- EXTRACT PROVIDED:
◆ ◆ ◆ ◆
IN DEPTH: pt. III Germany’s political crisis


The Left is also predominantly more popular in the Eastern Part of Germany, due to the heritage of the former German Democratic Republic, a socialist country under the rule of the Socialist Unity Party, which was an alliance between the eastern German Social-democrats and the Communists.

In this third installment of his in depth three part series, FRN guest analyst Thomas Trautzsch explains the foundations of Germany’s present political crisis. Continued from part I, and part II, we look now at the coalition talks that ended in disaster, and what the present situation looks like today moving forward. This is a must read in terms of understanding major factors, parties, and power groups that shape Germany’s present political landscape. – J.Flores, EIC

The Coalition Talk Disaster

Right after the election result of the 2017 Bundestag Election became official, the SPD leadership took the position of not having the intention of entering a new government coalition with the Christian-democrats. The argument was that the voters clearly sent the signal that they don’t want another Great Coalition Government. The social-democrats appeared to be firm on this and their statements were quite strong. For a moment the SPD appeared to grow a backbone again and for a moment they even appeared to gain back some of the popularity, which they lost due to their stinking opportunism. Martin Schulz, as well all other party officials were quite explicit in excluding another great coalition government with the Christian democrats. Basically, the Election results offered 4 feasible options:

1.) Great Coalition between SPD and CDU (black, red)
◆ ◆ ◆ ◆
- WHAT YOU WILL DO:
1. Can you reproduce the rows word for word, beginning with the very first row and stopping after the row that contains "company-logos: Microsoft Walmart"?
2. Can you resume the piece on Germany's political crisis after its final line and carry it forward?
The text about Germany's political crisis and the rows that come after it have nothing to do with each other.

- DATA FOR PROCESSING:
◆ ◆ ◆ ◆
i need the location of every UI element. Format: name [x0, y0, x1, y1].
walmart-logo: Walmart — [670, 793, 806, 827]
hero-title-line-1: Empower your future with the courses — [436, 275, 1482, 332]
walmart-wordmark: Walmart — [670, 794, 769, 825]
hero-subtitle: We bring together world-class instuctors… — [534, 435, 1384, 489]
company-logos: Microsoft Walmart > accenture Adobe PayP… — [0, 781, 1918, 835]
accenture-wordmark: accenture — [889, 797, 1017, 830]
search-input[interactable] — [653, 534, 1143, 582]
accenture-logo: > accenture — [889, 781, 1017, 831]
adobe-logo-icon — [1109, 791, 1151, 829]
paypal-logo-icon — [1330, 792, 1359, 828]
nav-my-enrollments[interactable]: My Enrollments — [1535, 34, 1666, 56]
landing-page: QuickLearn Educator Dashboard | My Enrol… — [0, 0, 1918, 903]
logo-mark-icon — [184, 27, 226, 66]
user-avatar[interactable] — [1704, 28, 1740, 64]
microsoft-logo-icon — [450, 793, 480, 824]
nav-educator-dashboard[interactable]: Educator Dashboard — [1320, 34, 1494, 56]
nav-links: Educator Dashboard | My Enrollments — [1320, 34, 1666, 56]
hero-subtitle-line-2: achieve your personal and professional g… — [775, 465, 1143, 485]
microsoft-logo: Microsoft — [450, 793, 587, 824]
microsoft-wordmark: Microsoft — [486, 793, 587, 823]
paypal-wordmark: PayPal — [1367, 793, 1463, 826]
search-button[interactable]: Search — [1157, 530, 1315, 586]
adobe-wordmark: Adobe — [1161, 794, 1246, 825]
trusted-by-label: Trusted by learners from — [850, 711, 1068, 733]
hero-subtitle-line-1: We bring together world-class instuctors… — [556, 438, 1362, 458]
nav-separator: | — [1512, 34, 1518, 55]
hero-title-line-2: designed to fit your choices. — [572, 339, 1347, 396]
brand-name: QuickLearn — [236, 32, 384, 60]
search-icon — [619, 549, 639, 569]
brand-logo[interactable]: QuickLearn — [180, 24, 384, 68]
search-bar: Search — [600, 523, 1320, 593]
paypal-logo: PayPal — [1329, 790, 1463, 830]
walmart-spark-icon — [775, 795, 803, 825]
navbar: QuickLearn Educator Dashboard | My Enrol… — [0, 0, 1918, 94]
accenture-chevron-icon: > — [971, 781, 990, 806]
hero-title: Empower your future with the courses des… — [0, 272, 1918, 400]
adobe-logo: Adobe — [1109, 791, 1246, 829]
◆ ◆ ◆ ◆
- TASK RESULTS:
1.
i need the location of every UI element. Format: name [x0, y0, x1, y1].
walmart-logo: Walmart — [670, 793, 806, 827]
hero-title-line-1: Empower your future with the courses — [436, 275, 1482, 332]
walmart-wordmark: Walmart — [670, 794, 769, 825]
hero-subtitle: We bring together world-class instuctors… — [534, 435, 1384, 489]
company-logos: Microsoft Walmart > accenture Adobe PayP… — [0, 781, 1918, 835]

2.
2.) Jamaica Coalition Government (black, yellow, green)

3.) Coalition between SPD, The Left and the Greens (red, red, green)

4.) Minority Government of the Christian Democrats with no Coalition

Since the social-democrats where not willing to enter coalition talks with the Christian-democrats and were also refusing cooperation with the Left, the only remaining viable option was the Jamaica coalition between black, yellow and green, meaning Christian-democrats, Liberals and Greens. The coalition talks started enthusiastically and the mainstream media portrayed everyday new headlines of progress and success, obviously being very desperate. Pictures of the negotiating officials standing on a balcony for a break and waving at the photographer woke memories of the Royal Family in Britain waving at their humble servants. As it soon turned out, all the media’s negotiation success and progress stories were not real and rather an expression of despair, to finally form a government, since we were already well in February with no results whatsoever. Whoever is familiar with German politics could somehow anticipate that due to the very different policies and directions, which each of the coalition parties stood for, it was actually quite impossible to reach a stable government-worthy consensus under these conditions.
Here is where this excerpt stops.